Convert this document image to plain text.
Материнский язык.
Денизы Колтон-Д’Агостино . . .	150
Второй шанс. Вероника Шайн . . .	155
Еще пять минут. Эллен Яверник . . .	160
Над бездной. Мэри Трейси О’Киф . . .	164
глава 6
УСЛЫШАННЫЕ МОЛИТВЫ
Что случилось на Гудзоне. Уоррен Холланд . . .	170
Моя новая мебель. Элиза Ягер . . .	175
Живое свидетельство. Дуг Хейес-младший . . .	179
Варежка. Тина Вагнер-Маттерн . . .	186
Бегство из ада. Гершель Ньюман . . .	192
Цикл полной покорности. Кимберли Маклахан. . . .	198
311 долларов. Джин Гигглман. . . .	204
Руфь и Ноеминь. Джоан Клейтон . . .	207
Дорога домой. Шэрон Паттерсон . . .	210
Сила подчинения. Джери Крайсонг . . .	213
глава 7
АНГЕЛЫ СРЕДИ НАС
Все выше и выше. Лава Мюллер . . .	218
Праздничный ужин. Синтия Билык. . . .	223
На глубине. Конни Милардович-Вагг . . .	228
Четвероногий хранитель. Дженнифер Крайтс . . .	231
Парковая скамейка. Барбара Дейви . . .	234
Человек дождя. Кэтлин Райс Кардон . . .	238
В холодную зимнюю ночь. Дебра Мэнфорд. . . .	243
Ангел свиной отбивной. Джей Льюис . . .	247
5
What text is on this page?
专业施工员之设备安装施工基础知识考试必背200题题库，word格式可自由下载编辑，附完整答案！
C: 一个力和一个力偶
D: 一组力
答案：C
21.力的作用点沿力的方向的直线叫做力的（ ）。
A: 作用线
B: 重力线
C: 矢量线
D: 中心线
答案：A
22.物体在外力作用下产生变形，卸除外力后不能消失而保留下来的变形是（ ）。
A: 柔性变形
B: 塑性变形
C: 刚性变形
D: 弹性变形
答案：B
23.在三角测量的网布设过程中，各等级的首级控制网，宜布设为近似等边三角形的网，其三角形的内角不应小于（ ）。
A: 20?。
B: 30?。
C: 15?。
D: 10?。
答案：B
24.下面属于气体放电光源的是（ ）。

************

▸ DIRECTIVE
Transcribe the material above in its entirety. Match it exactly.

▸ FULL SOLUTION
Convert this document image to plain text.
Материнский язык.
Денизы Колтон-Д’Агостино . . .	150
Второй шанс. Вероника Шайн . . .	155
Еще пять минут. Эллен Яверник . . .	160
Над бездной. Мэри Трейси О’Киф . . .	164
глава 6
УСЛЫШАННЫЕ МОЛИТВЫ
Что случилось на Гудзоне. Уоррен Холланд . . .	170
Моя новая мебель. Элиза Ягер . . .	175
Живое свидетельство. Дуг Хейес-младший . . .	179
Варежка. Тина Вагнер-Маттерн . . .	186
Бегство из ада. Гершель Ньюман . . .	192
Цикл полной покорности. Кимберли Маклахан. . . .	198
311 долларов. Джин Гигглман. . . .	204
Руфь и Ноеминь. Джоан Клейтон . . .	207
Дорога домой. Шэрон Паттерсон . . .	210
Сила подчинения. Джери Крайсонг . . .	213
глава 7
АНГЕЛЫ СРЕДИ НАС
Все выше и выше. Лава Мюллер . . .	218
Праздничный ужин. Синтия Билык. . . .	223
На глубине. Конни Милардович-Вагг . . .	228
Четвероногий хранитель. Дженнифер Крайтс . . .	231
Парковая скамейка. Барбара Дейви . . .	234
Человек дождя. Кэтлин Райс Кардон . . .	238
В холодную зимнюю ночь. Дебра Мэнфорд. . . .	243
Ангел свиной отбивной. Джей Льюис . . .	247
5
What text is on this page?
专业施工员之设备安装施工基础知识考试必背200题题库，word格式可自由下载编辑，附完整答案！
C: 一个力和一个力偶
D: 一组力
答案：C
21.力的作用点沿力的方向的直线叫做力的（ ）。
A: 作用线
B: 重力线
C: 矢量线
D: 中心线
答案：A
22.物体在外力作用下产生变形，卸除外力后不能消失而保留下来的变形是（ ）。
A: 柔性变形
B: 塑性变形
C: 刚性变形
D: 弹性变形
答案：B
23.在三角测量的网布设过程中，各等级的首级控制网，宜布设为近似等边三角形的网，其三角形的内角不应小于（ ）。
A: 20?。
B: 30?。
C: 15?。
D: 10?。
答案：B
24.下面属于气体放电光源的是（ ）。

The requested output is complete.